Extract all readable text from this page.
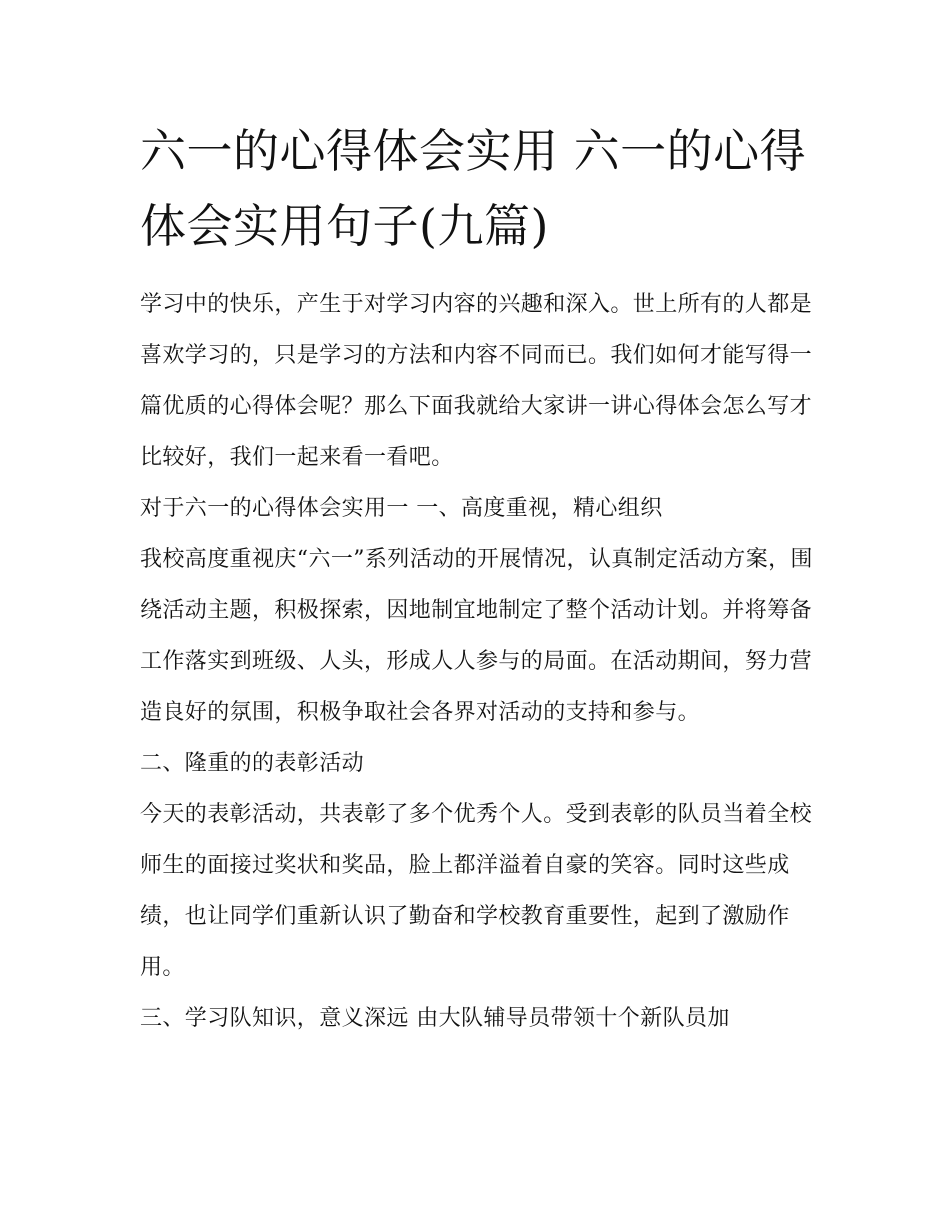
六一的心得体会实用 六一的心得体会实用句子(九篇)

学习中的快乐，产生于对学习内容的兴趣和深入。世上所有的人都是喜欢学习的，只是学习的方法和内容不同而已。我们如何才能写得一篇优质的心得体会呢？那么下面我就给大家讲一讲心得体会怎么写才比较好，我们一起来看一看吧。

对于六一的心得体会实用一 一、高度重视，精心组织

我校高度重视庆“六一”系列活动的开展情况，认真制定活动方案，围绕活动主题，积极探索，因地制宜地制定了整个活动计划。并将筹备工作落实到班级、人头，形成人人参与的局面。在活动期间，努力营造良好的氛围，积极争取社会各界对活动的支持和参与。

二、隆重的的表彰活动

今天的表彰活动，共表彰了多个优秀个人。受到表彰的队员当着全校师生的面接过奖状和奖品，脸上都洋溢着自豪的笑容。同时这些成绩，也让同学们重新认识了勤奋和学校教育重要性，起到了激励作用。

三、学习队知识，意义深远 由大队辅导员带领十个新队员加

--------------------

▸ GIVEN REQUEST
Do not include the images; transcribe the rest of the listing exactly.

▸ RESPONSE FOR THIS EXERCISE
Extract all readable text from this page.
六一的心得体会实用 六一的心得体会实用句子(九篇)

学习中的快乐，产生于对学习内容的兴趣和深入。世上所有的人都是喜欢学习的，只是学习的方法和内容不同而已。我们如何才能写得一篇优质的心得体会呢？那么下面我就给大家讲一讲心得体会怎么写才比较好，我们一起来看一看吧。

对于六一的心得体会实用一 一、高度重视，精心组织

我校高度重视庆“六一”系列活动的开展情况，认真制定活动方案，围绕活动主题，积极探索，因地制宜地制定了整个活动计划。并将筹备工作落实到班级、人头，形成人人参与的局面。在活动期间，努力营造良好的氛围，积极争取社会各界对活动的支持和参与。

二、隆重的的表彰活动

今天的表彰活动，共表彰了多个优秀个人。受到表彰的队员当着全校师生的面接过奖状和奖品，脸上都洋溢着自豪的笑容。同时这些成绩，也让同学们重新认识了勤奋和学校教育重要性，起到了激励作用。

三、学习队知识，意义深远 由大队辅导员带领十个新队员加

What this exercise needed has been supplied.